• _What you need to do_: Transcribe all records exactly.

Stored data entries
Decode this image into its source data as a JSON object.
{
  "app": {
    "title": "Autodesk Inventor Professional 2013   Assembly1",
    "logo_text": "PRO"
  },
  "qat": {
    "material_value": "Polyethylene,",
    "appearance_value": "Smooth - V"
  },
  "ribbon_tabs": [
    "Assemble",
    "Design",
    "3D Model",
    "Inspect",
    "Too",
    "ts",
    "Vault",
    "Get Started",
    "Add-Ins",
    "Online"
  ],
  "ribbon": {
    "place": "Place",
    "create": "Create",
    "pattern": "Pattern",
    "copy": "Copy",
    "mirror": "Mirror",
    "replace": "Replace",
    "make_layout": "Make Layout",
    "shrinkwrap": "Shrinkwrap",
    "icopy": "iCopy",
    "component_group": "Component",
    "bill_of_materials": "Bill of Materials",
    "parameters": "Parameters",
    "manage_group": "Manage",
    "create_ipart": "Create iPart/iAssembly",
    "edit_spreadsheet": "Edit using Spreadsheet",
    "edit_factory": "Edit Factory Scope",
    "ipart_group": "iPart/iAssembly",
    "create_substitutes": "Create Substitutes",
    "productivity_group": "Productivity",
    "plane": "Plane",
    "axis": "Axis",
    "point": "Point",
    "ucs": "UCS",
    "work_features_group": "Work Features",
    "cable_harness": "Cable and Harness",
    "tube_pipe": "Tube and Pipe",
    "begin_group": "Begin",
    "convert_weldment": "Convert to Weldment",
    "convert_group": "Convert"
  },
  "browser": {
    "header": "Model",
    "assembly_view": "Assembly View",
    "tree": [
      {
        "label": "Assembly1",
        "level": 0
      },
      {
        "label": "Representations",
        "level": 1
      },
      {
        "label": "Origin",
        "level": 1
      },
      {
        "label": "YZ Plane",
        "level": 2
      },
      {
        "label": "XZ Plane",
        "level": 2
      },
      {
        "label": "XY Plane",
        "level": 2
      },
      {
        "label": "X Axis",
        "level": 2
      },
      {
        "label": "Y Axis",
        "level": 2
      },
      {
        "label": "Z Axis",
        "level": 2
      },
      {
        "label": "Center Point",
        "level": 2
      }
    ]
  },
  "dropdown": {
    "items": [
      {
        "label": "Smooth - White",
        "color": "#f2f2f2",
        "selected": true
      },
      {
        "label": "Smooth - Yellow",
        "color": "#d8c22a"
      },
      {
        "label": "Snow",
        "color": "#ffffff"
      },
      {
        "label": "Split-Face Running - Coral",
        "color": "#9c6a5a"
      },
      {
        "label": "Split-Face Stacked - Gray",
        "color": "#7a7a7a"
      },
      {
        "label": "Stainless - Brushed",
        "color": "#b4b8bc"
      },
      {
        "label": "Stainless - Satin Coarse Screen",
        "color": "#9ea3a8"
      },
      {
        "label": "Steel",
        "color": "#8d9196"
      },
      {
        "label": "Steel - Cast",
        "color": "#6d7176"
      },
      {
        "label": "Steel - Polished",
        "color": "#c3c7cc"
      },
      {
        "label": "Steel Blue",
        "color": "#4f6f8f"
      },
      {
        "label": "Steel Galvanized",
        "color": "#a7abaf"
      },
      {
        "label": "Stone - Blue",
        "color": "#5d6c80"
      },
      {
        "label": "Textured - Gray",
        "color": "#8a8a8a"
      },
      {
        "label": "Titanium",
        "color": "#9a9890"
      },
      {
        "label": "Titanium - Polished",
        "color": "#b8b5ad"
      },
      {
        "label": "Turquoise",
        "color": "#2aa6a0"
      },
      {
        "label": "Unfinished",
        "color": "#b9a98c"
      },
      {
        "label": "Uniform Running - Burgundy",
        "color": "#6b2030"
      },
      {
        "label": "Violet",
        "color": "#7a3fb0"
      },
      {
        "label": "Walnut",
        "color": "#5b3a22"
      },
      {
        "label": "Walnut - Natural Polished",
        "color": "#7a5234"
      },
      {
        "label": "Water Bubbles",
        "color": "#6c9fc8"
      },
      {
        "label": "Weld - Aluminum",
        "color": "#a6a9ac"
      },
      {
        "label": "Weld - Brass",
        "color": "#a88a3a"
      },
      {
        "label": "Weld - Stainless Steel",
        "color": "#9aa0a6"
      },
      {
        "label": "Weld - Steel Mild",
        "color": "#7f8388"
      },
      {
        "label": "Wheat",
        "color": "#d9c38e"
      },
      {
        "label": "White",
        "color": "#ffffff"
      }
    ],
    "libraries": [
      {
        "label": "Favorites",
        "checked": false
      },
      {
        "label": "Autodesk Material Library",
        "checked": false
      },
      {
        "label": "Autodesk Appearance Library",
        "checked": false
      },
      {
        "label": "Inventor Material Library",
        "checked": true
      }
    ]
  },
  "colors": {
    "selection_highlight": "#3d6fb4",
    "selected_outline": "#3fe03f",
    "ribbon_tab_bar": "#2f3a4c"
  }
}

• _Complete response_:
Decode this image into its source data as a JSON object.
{
  "app": {
    "title": "Autodesk Inventor Professional 2013   Assembly1",
    "logo_text": "PRO"
  },
  "qat": {
    "material_value": "Polyethylene,",
    "appearance_value": "Smooth - V"
  },
  "ribbon_tabs": [
    "Assemble",
    "Design",
    "3D Model",
    "Inspect",
    "Too",
    "ts",
    "Vault",
    "Get Started",
    "Add-Ins",
    "Online"
  ],
  "ribbon": {
    "place": "Place",
    "create": "Create",
    "pattern": "Pattern",
    "copy": "Copy",
    "mirror": "Mirror",
    "replace": "Replace",
    "make_layout": "Make Layout",
    "shrinkwrap": "Shrinkwrap",
    "icopy": "iCopy",
    "component_group": "Component",
    "bill_of_materials": "Bill of Materials",
    "parameters": "Parameters",
    "manage_group": "Manage",
    "create_ipart": "Create iPart/iAssembly",
    "edit_spreadsheet": "Edit using Spreadsheet",
    "edit_factory": "Edit Factory Scope",
    "ipart_group": "iPart/iAssembly",
    "create_substitutes": "Create Substitutes",
    "productivity_group": "Productivity",
    "plane": "Plane",
    "axis": "Axis",
    "point": "Point",
    "ucs": "UCS",
    "work_features_group": "Work Features",
    "cable_harness": "Cable and Harness",
    "tube_pipe": "Tube and Pipe",
    "begin_group": "Begin",
    "convert_weldment": "Convert to Weldment",
    "convert_group": "Convert"
  },
  "browser": {
    "header": "Model",
    "assembly_view": "Assembly View",
    "tree": [
      {
        "label": "Assembly1",
        "level": 0
      },
      {
        "label": "Representations",
        "level": 1
      },
      {
        "label": "Origin",
        "level": 1
      },
      {
        "label": "YZ Plane",
        "level": 2
      },
      {
        "label": "XZ Plane",
        "level": 2
      },
      {
        "label": "XY Plane",
        "level": 2
      },
      {
        "label": "X Axis",
        "level": 2
      },
      {
        "label": "Y Axis",
        "level": 2
      },
      {
        "label": "Z Axis",
        "level": 2
      },
      {
        "label": "Center Point",
        "level": 2
      }
    ]
  },
  "dropdown": {
    "items": [
      {
        "label": "Smooth - White",
        "color": "#f2f2f2",
        "selected": true
      },
      {
        "label": "Smooth - Yellow",
        "color": "#d8c22a"
      },
      {
        "label": "Snow",
        "color": "#ffffff"
      },
      {
        "label": "Split-Face Running - Coral",
        "color": "#9c6a5a"
      },
      {
        "label": "Split-Face Stacked - Gray",
        "color": "#7a7a7a"
      },
      {
        "label": "Stainless - Brushed",
        "color": "#b4b8bc"
      },
      {
        "label": "Stainless - Satin Coarse Screen",
        "color": "#9ea3a8"
      },
      {
        "label": "Steel",
        "color": "#8d9196"
      },
      {
        "label": "Steel - Cast",
        "color": "#6d7176"
      },
      {
        "label": "Steel - Polished",
        "color": "#c3c7cc"
      },
      {
        "label": "Steel Blue",
        "color": "#4f6f8f"
      },
      {
        "label": "Steel Galvanized",
        "color": "#a7abaf"
      },
      {
        "label": "Stone - Blue",
        "color": "#5d6c80"
      },
      {
        "label": "Textured - Gray",
        "color": "#8a8a8a"
      },
      {
        "label": "Titanium",
        "color": "#9a9890"
      },
      {
        "label": "Titanium - Polished",
        "color": "#b8b5ad"
      },
      {
        "label": "Turquoise",
        "color": "#2aa6a0"
      },
      {
        "label": "Unfinished",
        "color": "#b9a98c"
      },
      {
        "label": "Uniform Running - Burgundy",
        "color": "#6b2030"
      },
      {
        "label": "Violet",
        "color": "#7a3fb0"
      },
      {
        "label": "Walnut",
        "color": "#5b3a22"
      },
      {
        "label": "Walnut - Natural Polished",
        "color": "#7a5234"
      },
      {
        "label": "Water Bubbles",
        "color": "#6c9fc8"
      },
      {
        "label": "Weld - Aluminum",
        "color": "#a6a9ac"
      },
      {
        "label": "Weld - Brass",
        "color": "#a88a3a"
      },
      {
        "label": "Weld - Stainless Steel",
        "color": "#9aa0a6"
      },
      {
        "label": "Weld - Steel Mild",
        "color": "#7f8388"
      },
      {
        "label": "Wheat",
        "color": "#d9c38e"
      },
      {
        "label": "White",
        "color": "#ffffff"
      }
    ],
    "libraries": [
      {
        "label": "Favorites",
        "checked": false
      },
      {
        "label": "Autodesk Material Library",
        "checked": false
      },
      {
        "label": "Autodesk Appearance Library",
        "checked": false
      },
      {
        "label": "Inventor Material Library",
        "checked": true
      }
    ]
  },
  "colors": {
    "selection_highlight": "#3d6fb4",
    "selected_outline": "#3fe03f",
    "ribbon_tab_bar": "#2f3a4c"
  }
}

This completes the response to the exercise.